The entries below are to be copied exactly, with every picture left out.
Data START
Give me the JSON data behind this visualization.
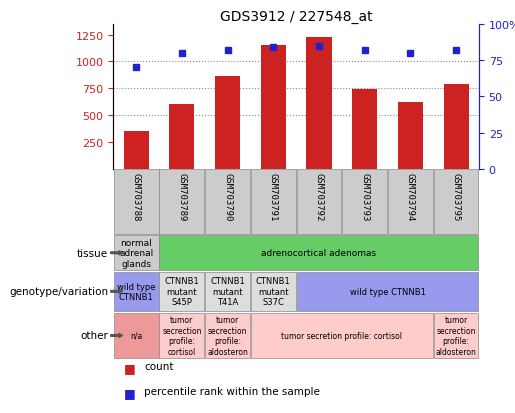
{
  "title": "GDS3912 / 227548_at",
  "samples": [
    "GSM703788",
    "GSM703789",
    "GSM703790",
    "GSM703791",
    "GSM703792",
    "GSM703793",
    "GSM703794",
    "GSM703795"
  ],
  "counts": [
    350,
    600,
    860,
    1150,
    1230,
    740,
    620,
    790
  ],
  "percentiles": [
    70,
    80,
    82,
    84,
    85,
    82,
    80,
    82
  ],
  "ylim_left": [
    0,
    1350
  ],
  "ylim_right": [
    0,
    100
  ],
  "yticks_left": [
    250,
    500,
    750,
    1000,
    1250
  ],
  "yticks_right": [
    0,
    25,
    50,
    75,
    100
  ],
  "bar_color": "#cc2222",
  "dot_color": "#2222cc",
  "title_fontsize": 10,
  "tissue_row": {
    "label": "tissue",
    "cells": [
      {
        "text": "normal\nadrenal\nglands",
        "color": "#cccccc",
        "span": 1
      },
      {
        "text": "adrenocortical adenomas",
        "color": "#66cc66",
        "span": 7
      }
    ]
  },
  "genotype_row": {
    "label": "genotype/variation",
    "cells": [
      {
        "text": "wild type\nCTNNB1",
        "color": "#9999ee",
        "span": 1
      },
      {
        "text": "CTNNB1\nmutant\nS45P",
        "color": "#dddddd",
        "span": 1
      },
      {
        "text": "CTNNB1\nmutant\nT41A",
        "color": "#dddddd",
        "span": 1
      },
      {
        "text": "CTNNB1\nmutant\nS37C",
        "color": "#dddddd",
        "span": 1
      },
      {
        "text": "wild type CTNNB1",
        "color": "#9999ee",
        "span": 4
      }
    ]
  },
  "other_row": {
    "label": "other",
    "cells": [
      {
        "text": "n/a",
        "color": "#ee9999",
        "span": 1
      },
      {
        "text": "tumor\nsecrection\nprofile:\ncortisol",
        "color": "#ffcccc",
        "span": 1
      },
      {
        "text": "tumor\nsecrection\nprofile:\naldosteron",
        "color": "#ffcccc",
        "span": 1
      },
      {
        "text": "tumor secretion profile: cortisol",
        "color": "#ffcccc",
        "span": 4
      },
      {
        "text": "tumor\nsecrection\nprofile:\naldosteron",
        "color": "#ffcccc",
        "span": 1
      }
    ]
  },
  "legend_items": [
    {
      "color": "#cc2222",
      "label": "count"
    },
    {
      "color": "#2222cc",
      "label": "percentile rank within the sample"
    }
  ],
  "hline_color": "#888888",
  "hline_style": "dotted",
  "hline_lw": 0.8,
  "hlines": [
    500,
    750,
    1000
  ],
  "bar_width": 0.55,
  "dot_size": 5,
  "sample_box_color": "#cccccc",
  "sample_box_edge": "#888888"
}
Data END
Response for this exercise:
Give me the JSON data behind this visualization.
{
  "title": "GDS3912 / 227548_at",
  "samples": [
    "GSM703788",
    "GSM703789",
    "GSM703790",
    "GSM703791",
    "GSM703792",
    "GSM703793",
    "GSM703794",
    "GSM703795"
  ],
  "counts": [
    350,
    600,
    860,
    1150,
    1230,
    740,
    620,
    790
  ],
  "percentiles": [
    70,
    80,
    82,
    84,
    85,
    82,
    80,
    82
  ],
  "ylim_left": [
    0,
    1350
  ],
  "ylim_right": [
    0,
    100
  ],
  "yticks_left": [
    250,
    500,
    750,
    1000,
    1250
  ],
  "yticks_right": [
    0,
    25,
    50,
    75,
    100
  ],
  "bar_color": "#cc2222",
  "dot_color": "#2222cc",
  "title_fontsize": 10,
  "tissue_row": {
    "label": "tissue",
    "cells": [
      {
        "text": "normal\nadrenal\nglands",
        "color": "#cccccc",
        "span": 1
      },
      {
        "text": "adrenocortical adenomas",
        "color": "#66cc66",
        "span": 7
      }
    ]
  },
  "genotype_row": {
    "label": "genotype/variation",
    "cells": [
      {
        "text": "wild type\nCTNNB1",
        "color": "#9999ee",
        "span": 1
      },
      {
        "text": "CTNNB1\nmutant\nS45P",
        "color": "#dddddd",
        "span": 1
      },
      {
        "text": "CTNNB1\nmutant\nT41A",
        "color": "#dddddd",
        "span": 1
      },
      {
        "text": "CTNNB1\nmutant\nS37C",
        "color": "#dddddd",
        "span": 1
      },
      {
        "text": "wild type CTNNB1",
        "color": "#9999ee",
        "span": 4
      }
    ]
  },
  "other_row": {
    "label": "other",
    "cells": [
      {
        "text": "n/a",
        "color": "#ee9999",
        "span": 1
      },
      {
        "text": "tumor\nsecrection\nprofile:\ncortisol",
        "color": "#ffcccc",
        "span": 1
      },
      {
        "text": "tumor\nsecrection\nprofile:\naldosteron",
        "color": "#ffcccc",
        "span": 1
      },
      {
        "text": "tumor secretion profile: cortisol",
        "color": "#ffcccc",
        "span": 4
      },
      {
        "text": "tumor\nsecrection\nprofile:\naldosteron",
        "color": "#ffcccc",
        "span": 1
      }
    ]
  },
  "legend_items": [
    {
      "color": "#cc2222",
      "label": "count"
    },
    {
      "color": "#2222cc",
      "label": "percentile rank within the sample"
    }
  ],
  "hline_color": "#888888",
  "hline_style": "dotted",
  "hline_lw": 0.8,
  "hlines": [
    500,
    750,
    1000
  ],
  "bar_width": 0.55,
  "dot_size": 5,
  "sample_box_color": "#cccccc",
  "sample_box_edge": "#888888"
}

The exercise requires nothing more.